_Exercise prompt_: Copy out each line exactly; pictures stay out of the copy.

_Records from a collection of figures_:
* start *
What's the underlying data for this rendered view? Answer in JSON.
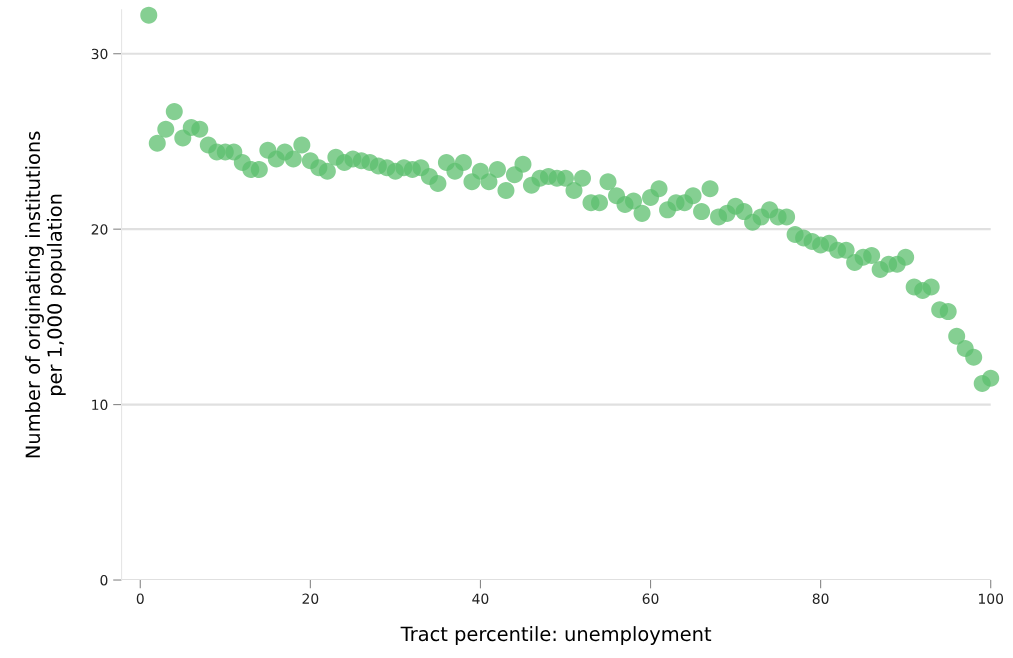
{
  "chart_data": {
    "type": "scatter",
    "xlabel": "Tract percentile: unemployment",
    "ylabel": "Number of originating institutions\nper 1,000 population",
    "x": [
      1,
      2,
      3,
      4,
      5,
      6,
      7,
      8,
      9,
      10,
      11,
      12,
      13,
      14,
      15,
      16,
      17,
      18,
      19,
      20,
      21,
      22,
      23,
      24,
      25,
      26,
      27,
      28,
      29,
      30,
      31,
      32,
      33,
      34,
      35,
      36,
      37,
      38,
      39,
      40,
      41,
      42,
      43,
      44,
      45,
      46,
      47,
      48,
      49,
      50,
      51,
      52,
      53,
      54,
      55,
      56,
      57,
      58,
      59,
      60,
      61,
      62,
      63,
      64,
      65,
      66,
      67,
      68,
      69,
      70,
      71,
      72,
      73,
      74,
      75,
      76,
      77,
      78,
      79,
      80,
      81,
      82,
      83,
      84,
      85,
      86,
      87,
      88,
      89,
      90,
      91,
      92,
      93,
      94,
      95,
      96,
      97,
      98,
      99,
      100
    ],
    "series": [
      {
        "color": "#5cbf6d",
        "values": [
          32.2,
          24.9,
          25.7,
          26.7,
          25.2,
          25.8,
          25.7,
          24.8,
          24.4,
          24.4,
          24.4,
          23.8,
          23.4,
          23.4,
          24.5,
          24.0,
          24.4,
          24.0,
          24.8,
          23.9,
          23.5,
          23.3,
          24.1,
          23.8,
          24.0,
          23.9,
          23.8,
          23.6,
          23.5,
          23.3,
          23.5,
          23.4,
          23.5,
          23.0,
          22.6,
          23.8,
          23.3,
          23.8,
          22.7,
          23.3,
          22.7,
          23.4,
          22.2,
          23.1,
          23.7,
          22.5,
          22.9,
          23.0,
          22.9,
          22.9,
          22.2,
          22.9,
          21.5,
          21.5,
          22.7,
          21.9,
          21.4,
          21.6,
          20.9,
          21.8,
          22.3,
          21.1,
          21.5,
          21.5,
          21.9,
          21.0,
          22.3,
          20.7,
          20.9,
          21.3,
          21.0,
          20.4,
          20.7,
          21.1,
          20.7,
          20.7,
          19.7,
          19.5,
          19.3,
          19.1,
          19.2,
          18.8,
          18.8,
          18.1,
          18.4,
          18.5,
          17.7,
          18.0,
          18.0,
          18.4,
          16.7,
          16.5,
          16.7,
          15.4,
          15.3,
          13.9,
          13.2,
          12.7,
          11.2,
          11.5
        ]
      }
    ],
    "xlim": [
      -2.2,
      100
    ],
    "ylim": [
      0,
      32.5
    ],
    "xticks": [
      0,
      20,
      40,
      60,
      80,
      100
    ],
    "yticks": [
      0,
      10,
      20,
      30
    ],
    "grid": "y",
    "marker": "circle",
    "legend": false
  }
}
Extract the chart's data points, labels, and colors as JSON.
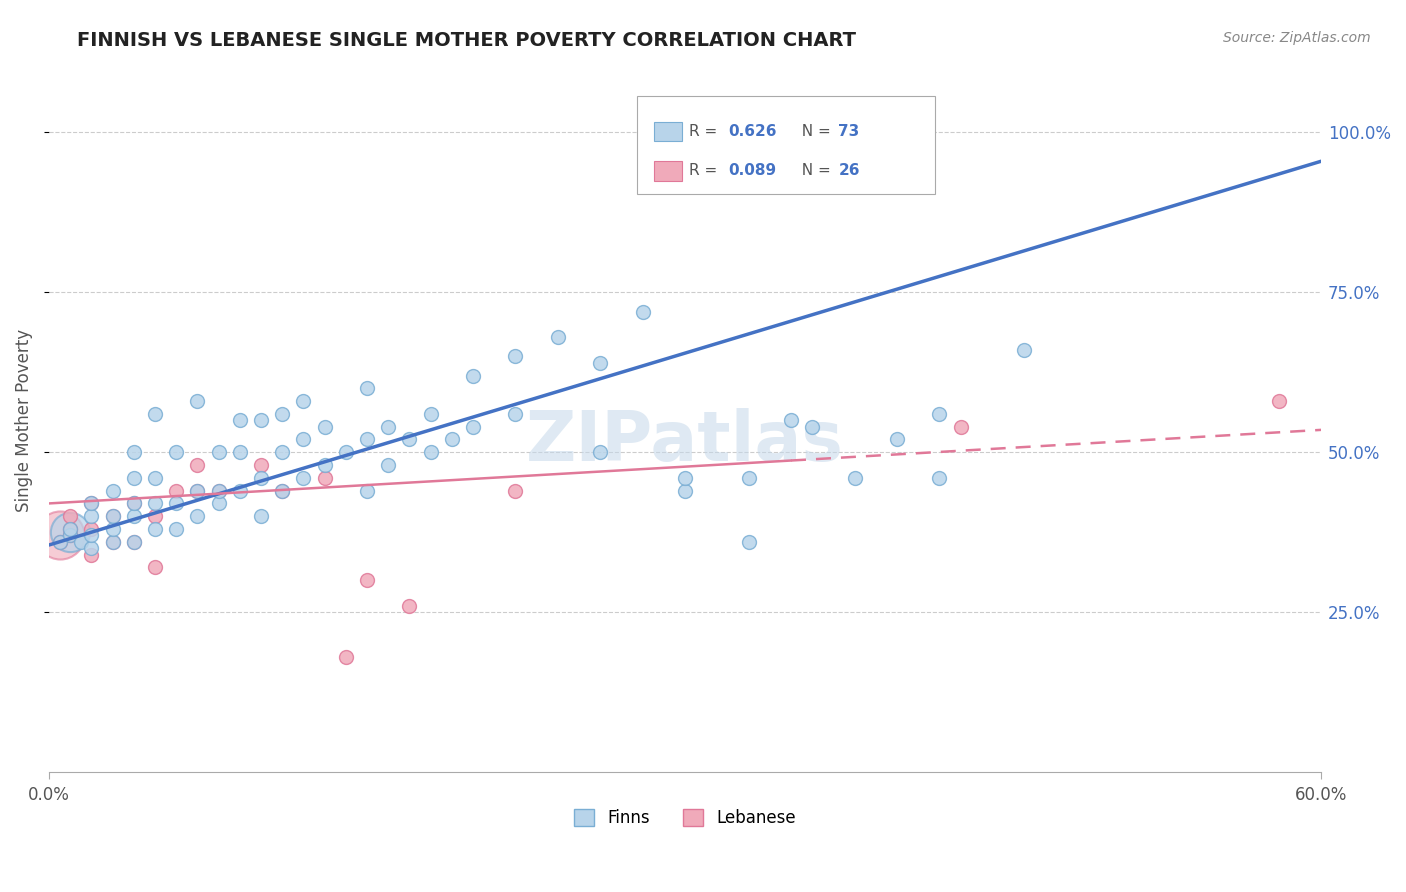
* end *
_Answer for the task_:
What's the underlying data for this rendered view? Answer in JSON.
{
  "chart_data": {
    "type": "scatter",
    "xlabel": "Tract percentile: unemployment",
    "ylabel": "Number of originating institutions\nper 1,000 population",
    "x": [
      1,
      2,
      3,
      4,
      5,
      6,
      7,
      8,
      9,
      10,
      11,
      12,
      13,
      14,
      15,
      16,
      17,
      18,
      19,
      20,
      21,
      22,
      23,
      24,
      25,
      26,
      27,
      28,
      29,
      30,
      31,
      32,
      33,
      34,
      35,
      36,
      37,
      38,
      39,
      40,
      41,
      42,
      43,
      44,
      45,
      46,
      47,
      48,
      49,
      50,
      51,
      52,
      53,
      54,
      55,
      56,
      57,
      58,
      59,
      60,
      61,
      62,
      63,
      64,
      65,
      66,
      67,
      68,
      69,
      70,
      71,
      72,
      73,
      74,
      75,
      76,
      77,
      78,
      79,
      80,
      81,
      82,
      83,
      84,
      85,
      86,
      87,
      88,
      89,
      90,
      91,
      92,
      93,
      94,
      95,
      96,
      97,
      98,
      99,
      100
    ],
    "series": [
      {
        "color": "#5cbf6d",
        "values": [
          32.2,
          24.9,
          25.7,
          26.7,
          25.2,
          25.8,
          25.7,
          24.8,
          24.4,
          24.4,
          24.4,
          23.8,
          23.4,
          23.4,
          24.5,
          24.0,
          24.4,
          24.0,
          24.8,
          23.9,
          23.5,
          23.3,
          24.1,
          23.8,
          24.0,
          23.9,
          23.8,
          23.6,
          23.5,
          23.3,
          23.5,
          23.4,
          23.5,
          23.0,
          22.6,
          23.8,
          23.3,
          23.8,
          22.7,
          23.3,
          22.7,
          23.4,
          22.2,
          23.1,
          23.7,
          22.5,
          22.9,
          23.0,
          22.9,
          22.9,
          22.2,
          22.9,
          21.5,
          21.5,
          22.7,
          21.9,
          21.4,
          21.6,
          20.9,
          21.8,
          22.3,
          21.1,
          21.5,
          21.5,
          21.9,
          21.0,
          22.3,
          20.7,
          20.9,
          21.3,
          21.0,
          20.4,
          20.7,
          21.1,
          20.7,
          20.7,
          19.7,
          19.5,
          19.3,
          19.1,
          19.2,
          18.8,
          18.8,
          18.1,
          18.4,
          18.5,
          17.7,
          18.0,
          18.0,
          18.4,
          16.7,
          16.5,
          16.7,
          15.4,
          15.3,
          13.9,
          13.2,
          12.7,
          11.2,
          11.5
        ]
      }
    ],
    "xlim": [
      -2.2,
      100
    ],
    "ylim": [
      0,
      32.5
    ],
    "xticks": [
      0,
      20,
      40,
      60,
      80,
      100
    ],
    "yticks": [
      0,
      10,
      20,
      30
    ],
    "grid": "y",
    "marker": "circle",
    "legend": false
  }
}
Extract the chart's data points, labels, and colors as JSON.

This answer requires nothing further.